[Chart and figure data]
====
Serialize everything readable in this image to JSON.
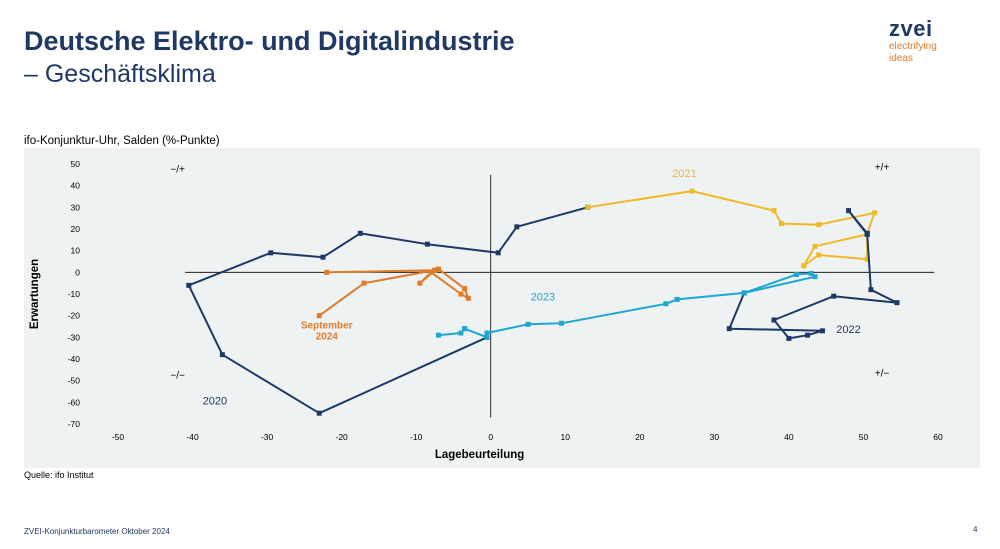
{
  "header": {
    "title_line1": "Deutsche Elektro- und Digitalindustrie",
    "title_line2": "– Geschäftsklima"
  },
  "logo": {
    "word": "zvei",
    "tagline_line1": "electrifying",
    "tagline_line2": "ideas"
  },
  "subtitle": "ifo-Konjunktur-Uhr,  Salden (%-Punkte)",
  "source": "Quelle: ifo Institut",
  "footer": "ZVEI-Konjunkturbarometer Oktober 2024",
  "page_number": "4",
  "colors": {
    "s2020": "#1f3864",
    "s2021": "#f0b929",
    "s2022": "#1f3864",
    "s2023": "#1fa7d0",
    "s2024": "#e07b28"
  },
  "chart_data": {
    "type": "line",
    "xlabel": "Lagebeurteilung",
    "ylabel": "Erwartungen",
    "xlim": [
      -50,
      60
    ],
    "ylim": [
      -70,
      50
    ],
    "xticks": [
      -50,
      -40,
      -30,
      -20,
      -10,
      0,
      10,
      20,
      30,
      40,
      50,
      60
    ],
    "yticks": [
      50,
      40,
      30,
      20,
      10,
      0,
      -10,
      -20,
      -30,
      -40,
      -50,
      -60,
      -70
    ],
    "quadrants": [
      {
        "text": "−/+",
        "x": -42,
        "y": 46
      },
      {
        "text": "+/+",
        "x": 52.5,
        "y": 47
      },
      {
        "text": "−/−",
        "x": -42,
        "y": -49
      },
      {
        "text": "+/−",
        "x": 52.5,
        "y": -48
      }
    ],
    "series": [
      {
        "name": "2020",
        "color": "#1f3864",
        "label_pos": {
          "x": -37,
          "y": -61
        },
        "x": [
          -0.5,
          -23,
          -36,
          -40.5,
          -29.5,
          -22.5,
          -17.5,
          -8.5,
          1,
          3.5,
          13
        ],
        "y": [
          -30,
          -65,
          -38,
          -6,
          9,
          7,
          18,
          13,
          9,
          21,
          30
        ]
      },
      {
        "name": "2021",
        "color": "#f0b929",
        "label_pos": {
          "x": 26,
          "y": 44
        },
        "x": [
          13,
          27,
          38,
          39,
          44,
          51.5,
          50.5,
          50.5,
          44,
          42,
          43.5,
          50.5
        ],
        "y": [
          30,
          37.5,
          28.5,
          22.5,
          22,
          27.5,
          18,
          6,
          8,
          3,
          12,
          17.5
        ]
      },
      {
        "name": "2022",
        "color": "#1f3864",
        "label_pos": {
          "x": 48,
          "y": -28
        },
        "x": [
          50.5,
          48,
          50.5,
          51,
          54.5,
          46,
          38,
          40,
          42.5,
          44.5,
          32,
          34
        ],
        "y": [
          18,
          28.5,
          17.5,
          -8,
          -14,
          -11,
          -22,
          -30.5,
          -29,
          -27,
          -26,
          -9.5
        ]
      },
      {
        "name": "2023",
        "color": "#1fa7d0",
        "label_pos": {
          "x": 7,
          "y": -13
        },
        "x": [
          34,
          41,
          43,
          43.5,
          34,
          25,
          23.5,
          9.5,
          5,
          -0.5,
          -0.5,
          -3.5,
          -3.5,
          -4,
          -7
        ],
        "y": [
          -9.5,
          -1,
          -0.5,
          -2,
          -9.5,
          -12.5,
          -14.5,
          -23.5,
          -24,
          -28,
          -30,
          -26,
          -26,
          -28,
          -29
        ]
      },
      {
        "name": "September\n2024",
        "color": "#e07b28",
        "label_pos": {
          "x": -22,
          "y": -26
        },
        "x": [
          -22,
          -7.5,
          -7,
          -3.5,
          -3,
          -4,
          -8,
          -9.5,
          -7.5,
          -17,
          -23
        ],
        "y": [
          0,
          1,
          1.5,
          -7.5,
          -12,
          -10,
          0,
          -5,
          1,
          -5,
          -20
        ]
      }
    ]
  }
}
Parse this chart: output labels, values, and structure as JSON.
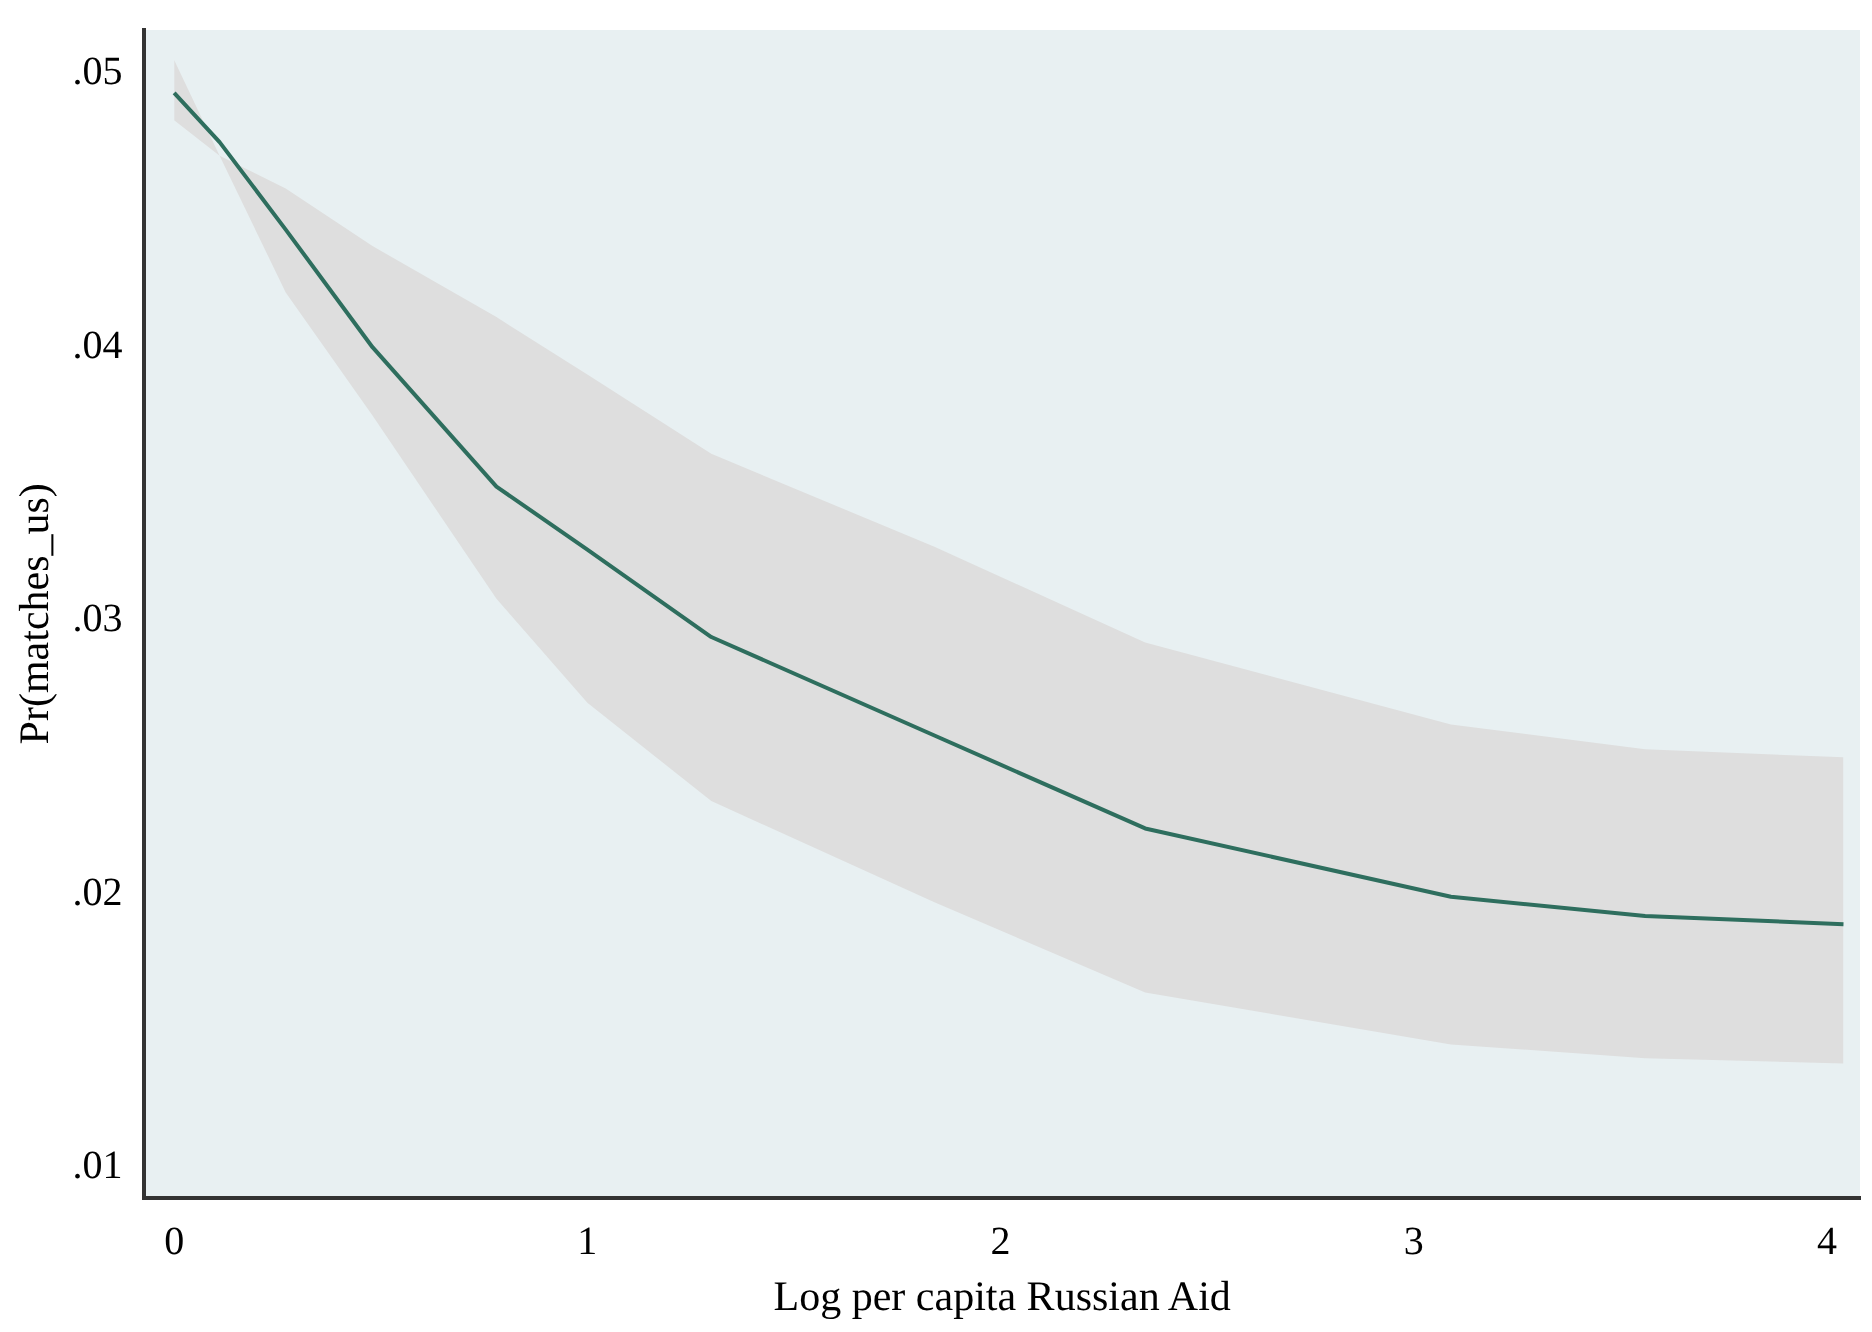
{
  "chart_data": {
    "type": "line",
    "xlabel": "Log per capita Russian Aid",
    "ylabel": "Pr(matches_us)",
    "xlim": [
      -0.072,
      4.08
    ],
    "xticks": [
      0,
      1,
      2,
      3,
      4
    ],
    "ylim": [
      0.0089,
      0.0516
    ],
    "yticks": [
      {
        "value": 0.01,
        "label": ".01"
      },
      {
        "value": 0.02,
        "label": ".02"
      },
      {
        "value": 0.03,
        "label": ".03"
      },
      {
        "value": 0.04,
        "label": ".04"
      },
      {
        "value": 0.05,
        "label": ".05"
      }
    ],
    "grid": false,
    "legend": false,
    "marker": "none",
    "line_style": "solid",
    "series": [
      {
        "color": "#2e6e5e",
        "x": [
          0,
          0.11,
          0.27,
          0.48,
          0.78,
          1.0,
          1.3,
          1.84,
          2.35,
          3.09,
          3.56,
          4.04
        ],
        "values": [
          0.0493,
          0.0475,
          0.0443,
          0.04,
          0.0349,
          0.0326,
          0.0294,
          0.0258,
          0.0224,
          0.0199,
          0.0192,
          0.0189
        ],
        "lower": [
          0.0483,
          0.047,
          0.042,
          0.0375,
          0.0308,
          0.027,
          0.0234,
          0.0197,
          0.0164,
          0.0145,
          0.014,
          0.0138
        ],
        "upper": [
          0.0505,
          0.047,
          0.0458,
          0.0437,
          0.0411,
          0.039,
          0.0361,
          0.0327,
          0.0292,
          0.0262,
          0.0253,
          0.025
        ]
      }
    ]
  }
}
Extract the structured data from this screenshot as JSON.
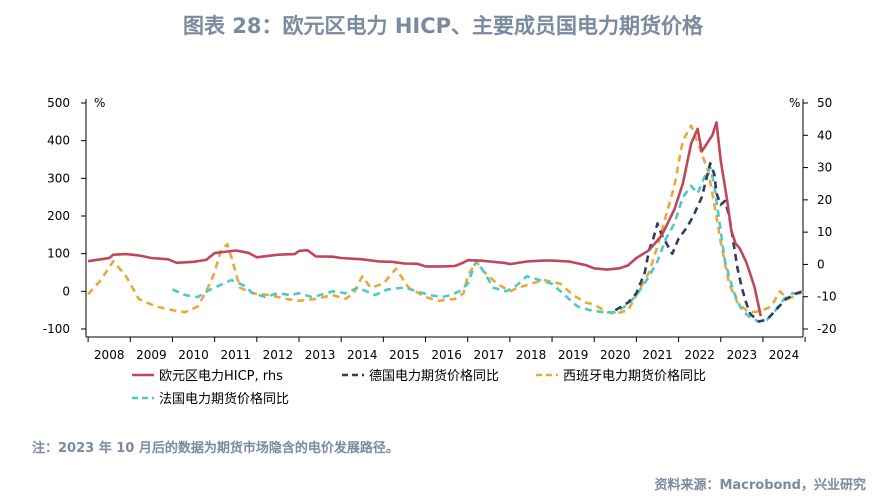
{
  "title": "图表 28：欧元区电力 HICP、主要成员国电力期货价格",
  "note": "注：2023 年 10 月后的数据为期货市场隐含的电价发展路径。",
  "source": "资料来源：Macrobond，兴业研究",
  "chart_data": {
    "type": "line",
    "x_tick_labels": [
      "2008",
      "2009",
      "2010",
      "2011",
      "2012",
      "2013",
      "2014",
      "2015",
      "2016",
      "2017",
      "2018",
      "2019",
      "2020",
      "2021",
      "2022",
      "2023",
      "2024"
    ],
    "xlim": [
      2007.95,
      2024.95
    ],
    "left_axis": {
      "unit": "%",
      "ticks": [
        500,
        400,
        300,
        200,
        100,
        0,
        -100
      ],
      "ylim": [
        -100,
        500
      ]
    },
    "right_axis": {
      "unit": "%",
      "ticks": [
        50,
        40,
        30,
        20,
        10,
        0,
        -10,
        -20
      ],
      "ylim": [
        -20,
        50
      ]
    },
    "series": [
      {
        "name": "欧元区电力HICP, rhs",
        "axis": "right",
        "color": "#c0475a",
        "style": "solid",
        "points": [
          [
            2008.0,
            1.0
          ],
          [
            2008.3,
            1.6
          ],
          [
            2008.5,
            2.0
          ],
          [
            2008.6,
            3.0
          ],
          [
            2008.9,
            3.2
          ],
          [
            2009.2,
            2.8
          ],
          [
            2009.5,
            2.0
          ],
          [
            2009.9,
            1.6
          ],
          [
            2010.1,
            0.5
          ],
          [
            2010.5,
            0.8
          ],
          [
            2010.8,
            1.4
          ],
          [
            2011.0,
            3.5
          ],
          [
            2011.3,
            4.0
          ],
          [
            2011.5,
            4.3
          ],
          [
            2011.8,
            3.6
          ],
          [
            2012.0,
            2.2
          ],
          [
            2012.5,
            3.0
          ],
          [
            2012.9,
            3.2
          ],
          [
            2013.0,
            4.2
          ],
          [
            2013.2,
            4.4
          ],
          [
            2013.4,
            2.5
          ],
          [
            2013.8,
            2.4
          ],
          [
            2014.0,
            2.0
          ],
          [
            2014.5,
            1.6
          ],
          [
            2014.9,
            0.9
          ],
          [
            2015.2,
            0.8
          ],
          [
            2015.5,
            0.3
          ],
          [
            2015.8,
            0.2
          ],
          [
            2016.0,
            -0.6
          ],
          [
            2016.4,
            -0.6
          ],
          [
            2016.7,
            -0.5
          ],
          [
            2016.9,
            0.6
          ],
          [
            2017.0,
            1.3
          ],
          [
            2017.3,
            1.2
          ],
          [
            2017.6,
            0.8
          ],
          [
            2017.9,
            0.4
          ],
          [
            2018.0,
            0.1
          ],
          [
            2018.4,
            0.9
          ],
          [
            2018.8,
            1.2
          ],
          [
            2019.0,
            1.2
          ],
          [
            2019.4,
            0.9
          ],
          [
            2019.8,
            -0.2
          ],
          [
            2020.0,
            -1.2
          ],
          [
            2020.3,
            -1.6
          ],
          [
            2020.6,
            -1.2
          ],
          [
            2020.8,
            -0.3
          ],
          [
            2021.0,
            2.0
          ],
          [
            2021.3,
            4.4
          ],
          [
            2021.6,
            9.0
          ],
          [
            2021.9,
            17.0
          ],
          [
            2022.1,
            25.0
          ],
          [
            2022.3,
            37.5
          ],
          [
            2022.45,
            42.0
          ],
          [
            2022.55,
            35.0
          ],
          [
            2022.7,
            38.0
          ],
          [
            2022.8,
            40.0
          ],
          [
            2022.9,
            44.0
          ],
          [
            2023.0,
            32.0
          ],
          [
            2023.15,
            20.0
          ],
          [
            2023.25,
            10.5
          ],
          [
            2023.35,
            6.5
          ],
          [
            2023.45,
            5.0
          ],
          [
            2023.6,
            0.8
          ],
          [
            2023.7,
            -3.0
          ],
          [
            2023.8,
            -7.0
          ],
          [
            2023.9,
            -13.0
          ],
          [
            2023.95,
            -16.0
          ]
        ]
      },
      {
        "name": "德国电力期货价格同比",
        "axis": "left",
        "color": "#2e3f5c",
        "style": "dash",
        "points": [
          [
            2020.5,
            -50
          ],
          [
            2020.8,
            -30
          ],
          [
            2021.0,
            -5
          ],
          [
            2021.2,
            50
          ],
          [
            2021.3,
            110
          ],
          [
            2021.4,
            140
          ],
          [
            2021.5,
            180
          ],
          [
            2021.6,
            150
          ],
          [
            2021.75,
            120
          ],
          [
            2021.85,
            100
          ],
          [
            2022.0,
            140
          ],
          [
            2022.2,
            170
          ],
          [
            2022.35,
            200
          ],
          [
            2022.55,
            250
          ],
          [
            2022.75,
            340
          ],
          [
            2022.85,
            310
          ],
          [
            2022.9,
            260
          ],
          [
            2023.0,
            230
          ],
          [
            2023.1,
            240
          ],
          [
            2023.2,
            200
          ],
          [
            2023.3,
            130
          ],
          [
            2023.4,
            60
          ],
          [
            2023.5,
            10
          ],
          [
            2023.6,
            -30
          ],
          [
            2023.7,
            -60
          ],
          [
            2023.8,
            -70
          ],
          [
            2023.9,
            -80
          ],
          [
            2024.1,
            -75
          ],
          [
            2024.3,
            -50
          ],
          [
            2024.55,
            -20
          ],
          [
            2024.8,
            -5
          ],
          [
            2024.95,
            0
          ]
        ]
      },
      {
        "name": "西班牙电力期货价格同比",
        "axis": "left",
        "color": "#e8a93a",
        "style": "dash",
        "points": [
          [
            2008.0,
            -8
          ],
          [
            2008.3,
            30
          ],
          [
            2008.6,
            80
          ],
          [
            2008.9,
            40
          ],
          [
            2009.2,
            -20
          ],
          [
            2009.6,
            -40
          ],
          [
            2010.0,
            -50
          ],
          [
            2010.3,
            -55
          ],
          [
            2010.6,
            -40
          ],
          [
            2010.8,
            0
          ],
          [
            2011.0,
            50
          ],
          [
            2011.15,
            110
          ],
          [
            2011.3,
            125
          ],
          [
            2011.4,
            90
          ],
          [
            2011.6,
            10
          ],
          [
            2011.9,
            -5
          ],
          [
            2012.3,
            -10
          ],
          [
            2012.7,
            -20
          ],
          [
            2013.0,
            -25
          ],
          [
            2013.4,
            -20
          ],
          [
            2013.8,
            -10
          ],
          [
            2014.1,
            -20
          ],
          [
            2014.3,
            -5
          ],
          [
            2014.5,
            40
          ],
          [
            2014.7,
            10
          ],
          [
            2015.0,
            20
          ],
          [
            2015.3,
            60
          ],
          [
            2015.6,
            10
          ],
          [
            2016.0,
            -15
          ],
          [
            2016.3,
            -25
          ],
          [
            2016.7,
            -20
          ],
          [
            2016.9,
            -5
          ],
          [
            2017.0,
            40
          ],
          [
            2017.2,
            80
          ],
          [
            2017.4,
            50
          ],
          [
            2017.7,
            20
          ],
          [
            2018.0,
            0
          ],
          [
            2018.2,
            10
          ],
          [
            2018.5,
            20
          ],
          [
            2018.8,
            30
          ],
          [
            2019.2,
            20
          ],
          [
            2019.5,
            -10
          ],
          [
            2019.8,
            -30
          ],
          [
            2020.0,
            -35
          ],
          [
            2020.3,
            -55
          ],
          [
            2020.5,
            -60
          ],
          [
            2020.8,
            -50
          ],
          [
            2021.0,
            -10
          ],
          [
            2021.3,
            50
          ],
          [
            2021.5,
            120
          ],
          [
            2021.7,
            200
          ],
          [
            2021.9,
            280
          ],
          [
            2022.1,
            400
          ],
          [
            2022.3,
            440
          ],
          [
            2022.5,
            380
          ],
          [
            2022.7,
            320
          ],
          [
            2022.85,
            230
          ],
          [
            2023.0,
            130
          ],
          [
            2023.2,
            20
          ],
          [
            2023.4,
            -30
          ],
          [
            2023.6,
            -50
          ],
          [
            2023.8,
            -55
          ],
          [
            2024.0,
            -50
          ],
          [
            2024.2,
            -40
          ],
          [
            2024.4,
            0
          ],
          [
            2024.6,
            -20
          ],
          [
            2024.8,
            -10
          ],
          [
            2024.95,
            0
          ]
        ]
      },
      {
        "name": "法国电力期货价格同比",
        "axis": "left",
        "color": "#4fc8cc",
        "style": "dash",
        "points": [
          [
            2010.0,
            5
          ],
          [
            2010.3,
            -10
          ],
          [
            2010.6,
            -15
          ],
          [
            2010.9,
            5
          ],
          [
            2011.1,
            15
          ],
          [
            2011.4,
            30
          ],
          [
            2011.7,
            15
          ],
          [
            2011.9,
            -5
          ],
          [
            2012.2,
            -15
          ],
          [
            2012.5,
            -5
          ],
          [
            2012.8,
            -10
          ],
          [
            2013.0,
            -5
          ],
          [
            2013.3,
            -15
          ],
          [
            2013.5,
            -10
          ],
          [
            2013.8,
            0
          ],
          [
            2014.1,
            -5
          ],
          [
            2014.4,
            10
          ],
          [
            2014.8,
            -10
          ],
          [
            2015.1,
            5
          ],
          [
            2015.5,
            10
          ],
          [
            2015.8,
            0
          ],
          [
            2016.1,
            -10
          ],
          [
            2016.4,
            -15
          ],
          [
            2016.6,
            -10
          ],
          [
            2016.8,
            0
          ],
          [
            2017.0,
            20
          ],
          [
            2017.2,
            80
          ],
          [
            2017.4,
            50
          ],
          [
            2017.6,
            10
          ],
          [
            2017.9,
            0
          ],
          [
            2018.1,
            10
          ],
          [
            2018.4,
            40
          ],
          [
            2018.7,
            30
          ],
          [
            2019.0,
            20
          ],
          [
            2019.3,
            -10
          ],
          [
            2019.6,
            -40
          ],
          [
            2019.9,
            -50
          ],
          [
            2020.2,
            -55
          ],
          [
            2020.5,
            -55
          ],
          [
            2020.8,
            -35
          ],
          [
            2021.0,
            -10
          ],
          [
            2021.3,
            40
          ],
          [
            2021.5,
            80
          ],
          [
            2021.7,
            140
          ],
          [
            2021.9,
            180
          ],
          [
            2022.1,
            250
          ],
          [
            2022.3,
            280
          ],
          [
            2022.45,
            260
          ],
          [
            2022.6,
            300
          ],
          [
            2022.75,
            330
          ],
          [
            2022.85,
            280
          ],
          [
            2022.95,
            200
          ],
          [
            2023.1,
            80
          ],
          [
            2023.3,
            0
          ],
          [
            2023.5,
            -50
          ],
          [
            2023.7,
            -70
          ],
          [
            2023.9,
            -80
          ],
          [
            2024.1,
            -75
          ],
          [
            2024.3,
            -50
          ],
          [
            2024.5,
            -20
          ],
          [
            2024.7,
            -5
          ],
          [
            2024.95,
            -10
          ]
        ]
      }
    ],
    "legend": {
      "placement": "bottom",
      "items": [
        "欧元区电力HICP, rhs",
        "德国电力期货价格同比",
        "西班牙电力期货价格同比",
        "法国电力期货价格同比"
      ]
    }
  }
}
====
• WHAT IS ASKED: In the entries above, find each line with the word "source" and show it.

• RESULT OF THIS EXERCISE:
  "source": "Quelle: ifo Institut",
  "source": "资料来源：Macrobond，兴业研究",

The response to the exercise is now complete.